AIM
Will you print the material below without altering a single character?

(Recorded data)
..........
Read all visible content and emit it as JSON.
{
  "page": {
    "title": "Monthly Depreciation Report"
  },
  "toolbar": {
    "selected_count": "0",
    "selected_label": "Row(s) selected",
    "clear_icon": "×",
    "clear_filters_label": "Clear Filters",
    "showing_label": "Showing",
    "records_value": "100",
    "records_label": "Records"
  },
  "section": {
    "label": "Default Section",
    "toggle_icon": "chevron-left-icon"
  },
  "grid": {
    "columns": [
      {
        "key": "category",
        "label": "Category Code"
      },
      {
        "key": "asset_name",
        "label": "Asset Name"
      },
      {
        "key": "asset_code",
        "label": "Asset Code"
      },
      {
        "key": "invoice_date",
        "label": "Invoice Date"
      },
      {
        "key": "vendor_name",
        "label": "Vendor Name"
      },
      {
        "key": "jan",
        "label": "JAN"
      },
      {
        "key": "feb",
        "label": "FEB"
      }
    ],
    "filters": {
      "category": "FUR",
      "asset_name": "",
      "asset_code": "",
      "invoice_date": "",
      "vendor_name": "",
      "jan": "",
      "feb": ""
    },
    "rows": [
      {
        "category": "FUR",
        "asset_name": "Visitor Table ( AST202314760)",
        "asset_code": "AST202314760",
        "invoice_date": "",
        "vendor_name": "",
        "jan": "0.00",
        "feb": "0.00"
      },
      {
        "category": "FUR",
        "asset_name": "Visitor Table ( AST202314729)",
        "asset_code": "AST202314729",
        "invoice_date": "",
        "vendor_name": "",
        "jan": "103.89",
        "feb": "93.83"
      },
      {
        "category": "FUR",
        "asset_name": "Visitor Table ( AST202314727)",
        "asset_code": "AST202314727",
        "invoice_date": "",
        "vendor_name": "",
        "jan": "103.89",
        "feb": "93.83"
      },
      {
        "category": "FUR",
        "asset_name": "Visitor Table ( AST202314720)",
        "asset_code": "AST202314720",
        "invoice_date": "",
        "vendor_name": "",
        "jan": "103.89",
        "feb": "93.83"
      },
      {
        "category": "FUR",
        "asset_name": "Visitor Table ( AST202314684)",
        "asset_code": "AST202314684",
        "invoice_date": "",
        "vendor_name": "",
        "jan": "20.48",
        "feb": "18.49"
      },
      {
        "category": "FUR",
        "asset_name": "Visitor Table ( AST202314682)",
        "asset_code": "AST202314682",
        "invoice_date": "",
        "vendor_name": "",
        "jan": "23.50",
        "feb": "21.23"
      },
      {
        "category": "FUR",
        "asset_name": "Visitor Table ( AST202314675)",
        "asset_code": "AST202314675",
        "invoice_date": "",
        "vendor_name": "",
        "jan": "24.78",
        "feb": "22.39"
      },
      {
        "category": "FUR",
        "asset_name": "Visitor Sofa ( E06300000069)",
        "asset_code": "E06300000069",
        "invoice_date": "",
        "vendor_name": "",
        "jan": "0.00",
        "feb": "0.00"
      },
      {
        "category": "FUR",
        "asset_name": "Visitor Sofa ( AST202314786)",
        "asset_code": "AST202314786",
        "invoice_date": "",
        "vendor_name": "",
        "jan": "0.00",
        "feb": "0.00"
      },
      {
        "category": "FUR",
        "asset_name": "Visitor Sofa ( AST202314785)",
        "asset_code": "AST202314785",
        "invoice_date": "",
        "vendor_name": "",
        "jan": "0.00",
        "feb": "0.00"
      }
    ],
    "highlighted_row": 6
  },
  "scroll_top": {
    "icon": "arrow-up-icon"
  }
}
..........
CORRECT OUTPUT
Read all visible content and emit it as JSON.
{
  "page": {
    "title": "Monthly Depreciation Report"
  },
  "toolbar": {
    "selected_count": "0",
    "selected_label": "Row(s) selected",
    "clear_icon": "×",
    "clear_filters_label": "Clear Filters",
    "showing_label": "Showing",
    "records_value": "100",
    "records_label": "Records"
  },
  "section": {
    "label": "Default Section",
    "toggle_icon": "chevron-left-icon"
  },
  "grid": {
    "columns": [
      {
        "key": "category",
        "label": "Category Code"
      },
      {
        "key": "asset_name",
        "label": "Asset Name"
      },
      {
        "key": "asset_code",
        "label": "Asset Code"
      },
      {
        "key": "invoice_date",
        "label": "Invoice Date"
      },
      {
        "key": "vendor_name",
        "label": "Vendor Name"
      },
      {
        "key": "jan",
        "label": "JAN"
      },
      {
        "key": "feb",
        "label": "FEB"
      }
    ],
    "filters": {
      "category": "FUR",
      "asset_name": "",
      "asset_code": "",
      "invoice_date": "",
      "vendor_name": "",
      "jan": "",
      "feb": ""
    },
    "rows": [
      {
        "category": "FUR",
        "asset_name": "Visitor Table ( AST202314760)",
        "asset_code": "AST202314760",
        "invoice_date": "",
        "vendor_name": "",
        "jan": "0.00",
        "feb": "0.00"
      },
      {
        "category": "FUR",
        "asset_name": "Visitor Table ( AST202314729)",
        "asset_code": "AST202314729",
        "invoice_date": "",
        "vendor_name": "",
        "jan": "103.89",
        "feb": "93.83"
      },
      {
        "category": "FUR",
        "asset_name": "Visitor Table ( AST202314727)",
        "asset_code": "AST202314727",
        "invoice_date": "",
        "vendor_name": "",
        "jan": "103.89",
        "feb": "93.83"
      },
      {
        "category": "FUR",
        "asset_name": "Visitor Table ( AST202314720)",
        "asset_code": "AST202314720",
        "invoice_date": "",
        "vendor_name": "",
        "jan": "103.89",
        "feb": "93.83"
      },
      {
        "category": "FUR",
        "asset_name": "Visitor Table ( AST202314684)",
        "asset_code": "AST202314684",
        "invoice_date": "",
        "vendor_name": "",
        "jan": "20.48",
        "feb": "18.49"
      },
      {
        "category": "FUR",
        "asset_name": "Visitor Table ( AST202314682)",
        "asset_code": "AST202314682",
        "invoice_date": "",
        "vendor_name": "",
        "jan": "23.50",
        "feb": "21.23"
      },
      {
        "category": "FUR",
        "asset_name": "Visitor Table ( AST202314675)",
        "asset_code": "AST202314675",
        "invoice_date": "",
        "vendor_name": "",
        "jan": "24.78",
        "feb": "22.39"
      },
      {
        "category": "FUR",
        "asset_name": "Visitor Sofa ( E06300000069)",
        "asset_code": "E06300000069",
        "invoice_date": "",
        "vendor_name": "",
        "jan": "0.00",
        "feb": "0.00"
      },
      {
        "category": "FUR",
        "asset_name": "Visitor Sofa ( AST202314786)",
        "asset_code": "AST202314786",
        "invoice_date": "",
        "vendor_name": "",
        "jan": "0.00",
        "feb": "0.00"
      },
      {
        "category": "FUR",
        "asset_name": "Visitor Sofa ( AST202314785)",
        "asset_code": "AST202314785",
        "invoice_date": "",
        "vendor_name": "",
        "jan": "0.00",
        "feb": "0.00"
      }
    ],
    "highlighted_row": 6
  },
  "scroll_top": {
    "icon": "arrow-up-icon"
  }
}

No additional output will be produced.